***** Source records

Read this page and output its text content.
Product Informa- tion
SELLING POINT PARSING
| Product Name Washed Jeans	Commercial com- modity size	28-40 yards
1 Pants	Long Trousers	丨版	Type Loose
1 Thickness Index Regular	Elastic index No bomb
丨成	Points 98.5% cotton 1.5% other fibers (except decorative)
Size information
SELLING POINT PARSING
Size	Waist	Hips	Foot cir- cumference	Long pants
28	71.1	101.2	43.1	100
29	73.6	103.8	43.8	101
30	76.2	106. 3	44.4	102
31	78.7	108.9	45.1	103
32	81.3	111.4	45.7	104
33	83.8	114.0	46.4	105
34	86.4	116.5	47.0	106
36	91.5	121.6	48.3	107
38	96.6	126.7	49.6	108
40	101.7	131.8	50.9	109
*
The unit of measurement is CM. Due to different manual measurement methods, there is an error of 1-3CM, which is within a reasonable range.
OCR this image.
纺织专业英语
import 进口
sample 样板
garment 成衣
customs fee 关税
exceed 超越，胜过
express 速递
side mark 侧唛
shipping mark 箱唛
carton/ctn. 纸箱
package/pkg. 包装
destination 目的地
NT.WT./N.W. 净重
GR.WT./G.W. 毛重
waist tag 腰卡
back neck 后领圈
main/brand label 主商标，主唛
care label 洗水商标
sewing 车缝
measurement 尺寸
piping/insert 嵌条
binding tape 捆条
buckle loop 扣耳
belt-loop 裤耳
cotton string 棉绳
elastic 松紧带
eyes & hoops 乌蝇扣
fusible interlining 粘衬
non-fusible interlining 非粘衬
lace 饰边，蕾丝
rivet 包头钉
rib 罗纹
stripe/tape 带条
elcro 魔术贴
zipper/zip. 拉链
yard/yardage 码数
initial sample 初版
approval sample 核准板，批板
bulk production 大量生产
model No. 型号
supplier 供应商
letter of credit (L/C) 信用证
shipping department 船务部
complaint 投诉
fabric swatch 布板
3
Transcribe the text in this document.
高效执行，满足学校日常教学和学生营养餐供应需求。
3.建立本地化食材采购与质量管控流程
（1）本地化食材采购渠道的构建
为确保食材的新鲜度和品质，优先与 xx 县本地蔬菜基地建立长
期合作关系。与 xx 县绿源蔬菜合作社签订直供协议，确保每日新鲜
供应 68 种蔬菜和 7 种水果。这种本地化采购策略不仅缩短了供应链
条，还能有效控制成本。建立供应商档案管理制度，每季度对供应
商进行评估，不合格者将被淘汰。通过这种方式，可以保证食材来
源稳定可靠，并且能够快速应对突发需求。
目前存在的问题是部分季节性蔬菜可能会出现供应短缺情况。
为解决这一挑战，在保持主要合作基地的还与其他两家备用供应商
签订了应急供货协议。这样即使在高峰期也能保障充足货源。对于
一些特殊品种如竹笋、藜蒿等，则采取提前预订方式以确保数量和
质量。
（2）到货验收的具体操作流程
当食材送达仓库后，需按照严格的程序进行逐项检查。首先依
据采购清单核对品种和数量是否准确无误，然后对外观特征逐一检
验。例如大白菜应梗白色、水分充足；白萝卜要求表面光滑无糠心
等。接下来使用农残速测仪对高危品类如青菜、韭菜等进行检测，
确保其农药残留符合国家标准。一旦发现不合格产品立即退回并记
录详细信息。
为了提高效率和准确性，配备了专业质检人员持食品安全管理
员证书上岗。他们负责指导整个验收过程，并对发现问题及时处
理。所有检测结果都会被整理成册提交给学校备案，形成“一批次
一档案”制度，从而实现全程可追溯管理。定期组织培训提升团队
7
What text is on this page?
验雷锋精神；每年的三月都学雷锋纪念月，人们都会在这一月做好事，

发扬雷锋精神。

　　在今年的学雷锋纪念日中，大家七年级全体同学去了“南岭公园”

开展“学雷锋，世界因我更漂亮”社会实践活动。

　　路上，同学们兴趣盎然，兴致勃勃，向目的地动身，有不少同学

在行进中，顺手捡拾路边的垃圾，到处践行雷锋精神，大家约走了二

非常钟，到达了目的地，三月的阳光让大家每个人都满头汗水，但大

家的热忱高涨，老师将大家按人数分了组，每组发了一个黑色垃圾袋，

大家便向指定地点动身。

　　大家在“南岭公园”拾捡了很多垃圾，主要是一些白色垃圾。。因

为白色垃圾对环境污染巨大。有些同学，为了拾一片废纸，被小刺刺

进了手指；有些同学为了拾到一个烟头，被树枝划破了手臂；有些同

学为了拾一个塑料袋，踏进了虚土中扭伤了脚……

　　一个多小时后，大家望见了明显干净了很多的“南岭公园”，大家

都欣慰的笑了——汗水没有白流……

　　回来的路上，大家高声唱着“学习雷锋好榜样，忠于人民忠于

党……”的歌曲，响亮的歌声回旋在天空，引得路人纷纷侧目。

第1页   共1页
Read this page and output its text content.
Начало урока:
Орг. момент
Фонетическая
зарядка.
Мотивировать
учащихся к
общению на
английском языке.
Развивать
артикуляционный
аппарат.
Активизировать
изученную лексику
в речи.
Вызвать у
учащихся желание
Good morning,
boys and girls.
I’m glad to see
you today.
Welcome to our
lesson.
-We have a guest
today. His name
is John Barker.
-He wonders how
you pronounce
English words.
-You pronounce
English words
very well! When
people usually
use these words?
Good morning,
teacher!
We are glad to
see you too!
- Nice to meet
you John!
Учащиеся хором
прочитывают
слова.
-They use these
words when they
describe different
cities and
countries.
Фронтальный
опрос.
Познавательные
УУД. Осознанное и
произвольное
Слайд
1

**********

__Given instruction__. Write out every record, exactly as written.

__Response for this exercise__.
Read this page and output its text content.
Product Informa- tion
SELLING POINT PARSING
| Product Name Washed Jeans	Commercial com- modity size	28-40 yards
1 Pants	Long Trousers	丨版	Type Loose
1 Thickness Index Regular	Elastic index No bomb
丨成	Points 98.5% cotton 1.5% other fibers (except decorative)
Size information
SELLING POINT PARSING
Size	Waist	Hips	Foot cir- cumference	Long pants
28	71.1	101.2	43.1	100
29	73.6	103.8	43.8	101
30	76.2	106. 3	44.4	102
31	78.7	108.9	45.1	103
32	81.3	111.4	45.7	104
33	83.8	114.0	46.4	105
34	86.4	116.5	47.0	106
36	91.5	121.6	48.3	107
38	96.6	126.7	49.6	108
40	101.7	131.8	50.9	109
*
The unit of measurement is CM. Due to different manual measurement methods, there is an error of 1-3CM, which is within a reasonable range.
OCR this image.
纺织专业英语
import 进口
sample 样板
garment 成衣
customs fee 关税
exceed 超越，胜过
express 速递
side mark 侧唛
shipping mark 箱唛
carton/ctn. 纸箱
package/pkg. 包装
destination 目的地
NT.WT./N.W. 净重
GR.WT./G.W. 毛重
waist tag 腰卡
back neck 后领圈
main/brand label 主商标，主唛
care label 洗水商标
sewing 车缝
measurement 尺寸
piping/insert 嵌条
binding tape 捆条
buckle loop 扣耳
belt-loop 裤耳
cotton string 棉绳
elastic 松紧带
eyes & hoops 乌蝇扣
fusible interlining 粘衬
non-fusible interlining 非粘衬
lace 饰边，蕾丝
rivet 包头钉
rib 罗纹
stripe/tape 带条
elcro 魔术贴
zipper/zip. 拉链
yard/yardage 码数
initial sample 初版
approval sample 核准板，批板
bulk production 大量生产
model No. 型号
supplier 供应商
letter of credit (L/C) 信用证
shipping department 船务部
complaint 投诉
fabric swatch 布板
3
Transcribe the text in this document.
高效执行，满足学校日常教学和学生营养餐供应需求。
3.建立本地化食材采购与质量管控流程
（1）本地化食材采购渠道的构建
为确保食材的新鲜度和品质，优先与 xx 县本地蔬菜基地建立长
期合作关系。与 xx 县绿源蔬菜合作社签订直供协议，确保每日新鲜
供应 68 种蔬菜和 7 种水果。这种本地化采购策略不仅缩短了供应链
条，还能有效控制成本。建立供应商档案管理制度，每季度对供应
商进行评估，不合格者将被淘汰。通过这种方式，可以保证食材来
源稳定可靠，并且能够快速应对突发需求。
目前存在的问题是部分季节性蔬菜可能会出现供应短缺情况。
为解决这一挑战，在保持主要合作基地的还与其他两家备用供应商
签订了应急供货协议。这样即使在高峰期也能保障充足货源。对于
一些特殊品种如竹笋、藜蒿等，则采取提前预订方式以确保数量和
质量。
（2）到货验收的具体操作流程
当食材送达仓库后，需按照严格的程序进行逐项检查。首先依
据采购清单核对品种和数量是否准确无误，然后对外观特征逐一检
验。例如大白菜应梗白色、水分充足；白萝卜要求表面光滑无糠心
等。接下来使用农残速测仪对高危品类如青菜、韭菜等进行检测，
确保其农药残留符合国家标准。一旦发现不合格产品立即退回并记
录详细信息。
为了提高效率和准确性，配备了专业质检人员持食品安全管理
员证书上岗。他们负责指导整个验收过程，并对发现问题及时处
理。所有检测结果都会被整理成册提交给学校备案，形成“一批次
一档案”制度，从而实现全程可追溯管理。定期组织培训提升团队
7
What text is on this page?
验雷锋精神；每年的三月都学雷锋纪念月，人们都会在这一月做好事，

发扬雷锋精神。

　　在今年的学雷锋纪念日中，大家七年级全体同学去了“南岭公园”

开展“学雷锋，世界因我更漂亮”社会实践活动。

　　路上，同学们兴趣盎然，兴致勃勃，向目的地动身，有不少同学

在行进中，顺手捡拾路边的垃圾，到处践行雷锋精神，大家约走了二

非常钟，到达了目的地，三月的阳光让大家每个人都满头汗水，但大

家的热忱高涨，老师将大家按人数分了组，每组发了一个黑色垃圾袋，

大家便向指定地点动身。

　　大家在“南岭公园”拾捡了很多垃圾，主要是一些白色垃圾。。因

为白色垃圾对环境污染巨大。有些同学，为了拾一片废纸，被小刺刺

进了手指；有些同学为了拾到一个烟头，被树枝划破了手臂；有些同

学为了拾一个塑料袋，踏进了虚土中扭伤了脚……

　　一个多小时后，大家望见了明显干净了很多的“南岭公园”，大家

都欣慰的笑了——汗水没有白流……

　　回来的路上，大家高声唱着“学习雷锋好榜样，忠于人民忠于

党……”的歌曲，响亮的歌声回旋在天空，引得路人纷纷侧目。

第1页   共1页
Read this page and output its text content.
Начало урока:
Орг. момент
Фонетическая
зарядка.
Мотивировать
учащихся к
общению на
английском языке.
Развивать
артикуляционный
аппарат.
Активизировать
изученную лексику
в речи.
Вызвать у
учащихся желание
Good morning,
boys and girls.
I’m glad to see
you today.
Welcome to our
lesson.
-We have a guest
today. His name
is John Barker.
-He wonders how
you pronounce
English words.
-You pronounce
English words
very well! When
people usually
use these words?
Good morning,
teacher!
We are glad to
see you too!
- Nice to meet
you John!
Учащиеся хором
прочитывают
слова.
-They use these
words when they
describe different
cities and
countries.
Фронтальный
опрос.
Познавательные
УУД. Осознанное и
произвольное
Слайд
1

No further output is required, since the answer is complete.